◆ What is required
Give back the entire listing verbatim.
= = = = = = =
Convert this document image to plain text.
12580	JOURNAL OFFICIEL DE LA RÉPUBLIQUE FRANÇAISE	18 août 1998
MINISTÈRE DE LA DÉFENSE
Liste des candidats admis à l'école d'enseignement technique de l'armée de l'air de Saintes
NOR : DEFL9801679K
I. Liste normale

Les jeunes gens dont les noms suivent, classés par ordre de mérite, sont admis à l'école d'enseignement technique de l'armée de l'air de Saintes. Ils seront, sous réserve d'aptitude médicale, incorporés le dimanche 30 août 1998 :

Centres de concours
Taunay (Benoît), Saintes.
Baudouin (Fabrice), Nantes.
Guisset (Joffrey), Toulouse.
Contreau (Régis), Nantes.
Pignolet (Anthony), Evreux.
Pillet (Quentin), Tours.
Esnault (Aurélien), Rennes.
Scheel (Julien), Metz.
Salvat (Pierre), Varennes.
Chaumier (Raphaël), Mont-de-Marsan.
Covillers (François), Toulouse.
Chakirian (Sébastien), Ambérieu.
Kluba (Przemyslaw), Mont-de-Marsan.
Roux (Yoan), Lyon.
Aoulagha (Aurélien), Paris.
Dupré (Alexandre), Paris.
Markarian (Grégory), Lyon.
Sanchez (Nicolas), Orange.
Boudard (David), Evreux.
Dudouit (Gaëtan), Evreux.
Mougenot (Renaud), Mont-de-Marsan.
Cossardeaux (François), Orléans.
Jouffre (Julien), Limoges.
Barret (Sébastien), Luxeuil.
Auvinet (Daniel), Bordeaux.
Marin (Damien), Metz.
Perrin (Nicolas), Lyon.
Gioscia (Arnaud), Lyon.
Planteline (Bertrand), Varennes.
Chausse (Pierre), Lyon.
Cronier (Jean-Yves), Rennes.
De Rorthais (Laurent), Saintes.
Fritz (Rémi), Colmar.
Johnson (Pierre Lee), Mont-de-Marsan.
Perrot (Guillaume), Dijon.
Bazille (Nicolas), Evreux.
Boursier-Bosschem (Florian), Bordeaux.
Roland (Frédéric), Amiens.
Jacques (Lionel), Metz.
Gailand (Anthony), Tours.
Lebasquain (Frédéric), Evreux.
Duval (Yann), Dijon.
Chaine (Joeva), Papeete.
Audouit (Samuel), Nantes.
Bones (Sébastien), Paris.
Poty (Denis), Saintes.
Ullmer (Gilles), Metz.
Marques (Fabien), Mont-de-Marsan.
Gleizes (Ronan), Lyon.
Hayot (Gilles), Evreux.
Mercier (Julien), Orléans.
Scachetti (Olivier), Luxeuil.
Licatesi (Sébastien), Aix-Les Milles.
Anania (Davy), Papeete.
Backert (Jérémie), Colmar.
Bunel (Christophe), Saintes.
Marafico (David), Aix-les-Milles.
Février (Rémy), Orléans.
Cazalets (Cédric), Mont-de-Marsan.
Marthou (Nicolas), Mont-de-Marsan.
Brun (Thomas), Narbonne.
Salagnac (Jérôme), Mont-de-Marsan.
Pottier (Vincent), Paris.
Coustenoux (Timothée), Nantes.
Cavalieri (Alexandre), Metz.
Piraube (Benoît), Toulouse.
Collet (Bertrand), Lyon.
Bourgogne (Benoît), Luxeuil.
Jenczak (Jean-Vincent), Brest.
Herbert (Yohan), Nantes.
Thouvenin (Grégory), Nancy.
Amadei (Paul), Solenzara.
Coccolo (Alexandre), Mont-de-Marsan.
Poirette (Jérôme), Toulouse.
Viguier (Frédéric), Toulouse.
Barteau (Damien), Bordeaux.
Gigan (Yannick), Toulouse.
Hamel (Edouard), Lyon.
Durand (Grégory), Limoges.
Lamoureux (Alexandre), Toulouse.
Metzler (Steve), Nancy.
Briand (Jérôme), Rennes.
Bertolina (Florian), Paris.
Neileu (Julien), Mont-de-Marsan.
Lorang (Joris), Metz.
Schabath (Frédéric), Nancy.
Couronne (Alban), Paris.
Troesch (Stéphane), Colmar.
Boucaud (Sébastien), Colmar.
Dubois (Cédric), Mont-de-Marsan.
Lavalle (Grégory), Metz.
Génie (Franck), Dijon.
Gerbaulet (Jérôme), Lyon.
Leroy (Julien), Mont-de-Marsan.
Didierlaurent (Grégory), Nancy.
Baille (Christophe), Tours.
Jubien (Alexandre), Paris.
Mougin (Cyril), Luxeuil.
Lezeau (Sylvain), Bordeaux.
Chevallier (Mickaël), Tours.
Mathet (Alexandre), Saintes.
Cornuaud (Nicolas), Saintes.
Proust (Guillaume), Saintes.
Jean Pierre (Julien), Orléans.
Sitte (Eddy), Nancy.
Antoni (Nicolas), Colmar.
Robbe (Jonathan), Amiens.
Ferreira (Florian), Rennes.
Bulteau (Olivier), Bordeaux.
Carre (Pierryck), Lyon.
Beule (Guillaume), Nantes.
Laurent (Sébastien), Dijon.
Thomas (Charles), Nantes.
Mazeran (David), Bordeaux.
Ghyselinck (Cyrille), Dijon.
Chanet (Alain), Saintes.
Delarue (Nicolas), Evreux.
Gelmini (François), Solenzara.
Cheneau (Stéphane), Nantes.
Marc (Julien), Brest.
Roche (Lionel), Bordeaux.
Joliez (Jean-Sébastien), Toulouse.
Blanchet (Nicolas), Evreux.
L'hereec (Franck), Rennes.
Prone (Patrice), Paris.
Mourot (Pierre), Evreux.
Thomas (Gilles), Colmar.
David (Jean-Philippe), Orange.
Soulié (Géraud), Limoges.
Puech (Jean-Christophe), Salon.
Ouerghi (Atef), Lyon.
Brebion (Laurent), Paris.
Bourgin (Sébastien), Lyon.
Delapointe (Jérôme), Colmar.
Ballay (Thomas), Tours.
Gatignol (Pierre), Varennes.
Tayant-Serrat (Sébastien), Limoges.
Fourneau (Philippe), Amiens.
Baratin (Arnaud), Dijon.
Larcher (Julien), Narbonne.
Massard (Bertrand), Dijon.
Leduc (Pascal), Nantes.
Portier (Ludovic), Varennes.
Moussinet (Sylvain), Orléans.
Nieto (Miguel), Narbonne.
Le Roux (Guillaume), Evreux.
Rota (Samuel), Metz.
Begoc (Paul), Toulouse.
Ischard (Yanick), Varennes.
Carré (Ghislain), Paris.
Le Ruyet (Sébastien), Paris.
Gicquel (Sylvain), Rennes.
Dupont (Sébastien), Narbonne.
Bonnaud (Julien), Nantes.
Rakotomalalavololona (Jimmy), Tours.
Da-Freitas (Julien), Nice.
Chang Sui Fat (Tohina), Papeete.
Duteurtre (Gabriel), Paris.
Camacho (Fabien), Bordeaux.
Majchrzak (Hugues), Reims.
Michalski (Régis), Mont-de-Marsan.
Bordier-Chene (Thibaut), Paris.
= = = = = = =
◆ Answer to this problem
Convert this document image to plain text.
12580	JOURNAL OFFICIEL DE LA RÉPUBLIQUE FRANÇAISE	18 août 1998
MINISTÈRE DE LA DÉFENSE
Liste des candidats admis à l'école d'enseignement technique de l'armée de l'air de Saintes
NOR : DEFL9801679K
I. Liste normale

Les jeunes gens dont les noms suivent, classés par ordre de mérite, sont admis à l'école d'enseignement technique de l'armée de l'air de Saintes. Ils seront, sous réserve d'aptitude médicale, incorporés le dimanche 30 août 1998 :

Centres de concours
Taunay (Benoît), Saintes.
Baudouin (Fabrice), Nantes.
Guisset (Joffrey), Toulouse.
Contreau (Régis), Nantes.
Pignolet (Anthony), Evreux.
Pillet (Quentin), Tours.
Esnault (Aurélien), Rennes.
Scheel (Julien), Metz.
Salvat (Pierre), Varennes.
Chaumier (Raphaël), Mont-de-Marsan.
Covillers (François), Toulouse.
Chakirian (Sébastien), Ambérieu.
Kluba (Przemyslaw), Mont-de-Marsan.
Roux (Yoan), Lyon.
Aoulagha (Aurélien), Paris.
Dupré (Alexandre), Paris.
Markarian (Grégory), Lyon.
Sanchez (Nicolas), Orange.
Boudard (David), Evreux.
Dudouit (Gaëtan), Evreux.
Mougenot (Renaud), Mont-de-Marsan.
Cossardeaux (François), Orléans.
Jouffre (Julien), Limoges.
Barret (Sébastien), Luxeuil.
Auvinet (Daniel), Bordeaux.
Marin (Damien), Metz.
Perrin (Nicolas), Lyon.
Gioscia (Arnaud), Lyon.
Planteline (Bertrand), Varennes.
Chausse (Pierre), Lyon.
Cronier (Jean-Yves), Rennes.
De Rorthais (Laurent), Saintes.
Fritz (Rémi), Colmar.
Johnson (Pierre Lee), Mont-de-Marsan.
Perrot (Guillaume), Dijon.
Bazille (Nicolas), Evreux.
Boursier-Bosschem (Florian), Bordeaux.
Roland (Frédéric), Amiens.
Jacques (Lionel), Metz.
Gailand (Anthony), Tours.
Lebasquain (Frédéric), Evreux.
Duval (Yann), Dijon.
Chaine (Joeva), Papeete.
Audouit (Samuel), Nantes.
Bones (Sébastien), Paris.
Poty (Denis), Saintes.
Ullmer (Gilles), Metz.
Marques (Fabien), Mont-de-Marsan.
Gleizes (Ronan), Lyon.
Hayot (Gilles), Evreux.
Mercier (Julien), Orléans.
Scachetti (Olivier), Luxeuil.
Licatesi (Sébastien), Aix-Les Milles.
Anania (Davy), Papeete.
Backert (Jérémie), Colmar.
Bunel (Christophe), Saintes.
Marafico (David), Aix-les-Milles.
Février (Rémy), Orléans.
Cazalets (Cédric), Mont-de-Marsan.
Marthou (Nicolas), Mont-de-Marsan.
Brun (Thomas), Narbonne.
Salagnac (Jérôme), Mont-de-Marsan.
Pottier (Vincent), Paris.
Coustenoux (Timothée), Nantes.
Cavalieri (Alexandre), Metz.
Piraube (Benoît), Toulouse.
Collet (Bertrand), Lyon.
Bourgogne (Benoît), Luxeuil.
Jenczak (Jean-Vincent), Brest.
Herbert (Yohan), Nantes.
Thouvenin (Grégory), Nancy.
Amadei (Paul), Solenzara.
Coccolo (Alexandre), Mont-de-Marsan.
Poirette (Jérôme), Toulouse.
Viguier (Frédéric), Toulouse.
Barteau (Damien), Bordeaux.
Gigan (Yannick), Toulouse.
Hamel (Edouard), Lyon.
Durand (Grégory), Limoges.
Lamoureux (Alexandre), Toulouse.
Metzler (Steve), Nancy.
Briand (Jérôme), Rennes.
Bertolina (Florian), Paris.
Neileu (Julien), Mont-de-Marsan.
Lorang (Joris), Metz.
Schabath (Frédéric), Nancy.
Couronne (Alban), Paris.
Troesch (Stéphane), Colmar.
Boucaud (Sébastien), Colmar.
Dubois (Cédric), Mont-de-Marsan.
Lavalle (Grégory), Metz.
Génie (Franck), Dijon.
Gerbaulet (Jérôme), Lyon.
Leroy (Julien), Mont-de-Marsan.
Didierlaurent (Grégory), Nancy.
Baille (Christophe), Tours.
Jubien (Alexandre), Paris.
Mougin (Cyril), Luxeuil.
Lezeau (Sylvain), Bordeaux.
Chevallier (Mickaël), Tours.
Mathet (Alexandre), Saintes.
Cornuaud (Nicolas), Saintes.
Proust (Guillaume), Saintes.
Jean Pierre (Julien), Orléans.
Sitte (Eddy), Nancy.
Antoni (Nicolas), Colmar.
Robbe (Jonathan), Amiens.
Ferreira (Florian), Rennes.
Bulteau (Olivier), Bordeaux.
Carre (Pierryck), Lyon.
Beule (Guillaume), Nantes.
Laurent (Sébastien), Dijon.
Thomas (Charles), Nantes.
Mazeran (David), Bordeaux.
Ghyselinck (Cyrille), Dijon.
Chanet (Alain), Saintes.
Delarue (Nicolas), Evreux.
Gelmini (François), Solenzara.
Cheneau (Stéphane), Nantes.
Marc (Julien), Brest.
Roche (Lionel), Bordeaux.
Joliez (Jean-Sébastien), Toulouse.
Blanchet (Nicolas), Evreux.
L'hereec (Franck), Rennes.
Prone (Patrice), Paris.
Mourot (Pierre), Evreux.
Thomas (Gilles), Colmar.
David (Jean-Philippe), Orange.
Soulié (Géraud), Limoges.
Puech (Jean-Christophe), Salon.
Ouerghi (Atef), Lyon.
Brebion (Laurent), Paris.
Bourgin (Sébastien), Lyon.
Delapointe (Jérôme), Colmar.
Ballay (Thomas), Tours.
Gatignol (Pierre), Varennes.
Tayant-Serrat (Sébastien), Limoges.
Fourneau (Philippe), Amiens.
Baratin (Arnaud), Dijon.
Larcher (Julien), Narbonne.
Massard (Bertrand), Dijon.
Leduc (Pascal), Nantes.
Portier (Ludovic), Varennes.
Moussinet (Sylvain), Orléans.
Nieto (Miguel), Narbonne.
Le Roux (Guillaume), Evreux.
Rota (Samuel), Metz.
Begoc (Paul), Toulouse.
Ischard (Yanick), Varennes.
Carré (Ghislain), Paris.
Le Ruyet (Sébastien), Paris.
Gicquel (Sylvain), Rennes.
Dupont (Sébastien), Narbonne.
Bonnaud (Julien), Nantes.
Rakotomalalavololona (Jimmy), Tours.
Da-Freitas (Julien), Nice.
Chang Sui Fat (Tohina), Papeete.
Duteurtre (Gabriel), Paris.
Camacho (Fabien), Bordeaux.
Majchrzak (Hugues), Reims.
Michalski (Régis), Mont-de-Marsan.
Bordier-Chene (Thibaut), Paris.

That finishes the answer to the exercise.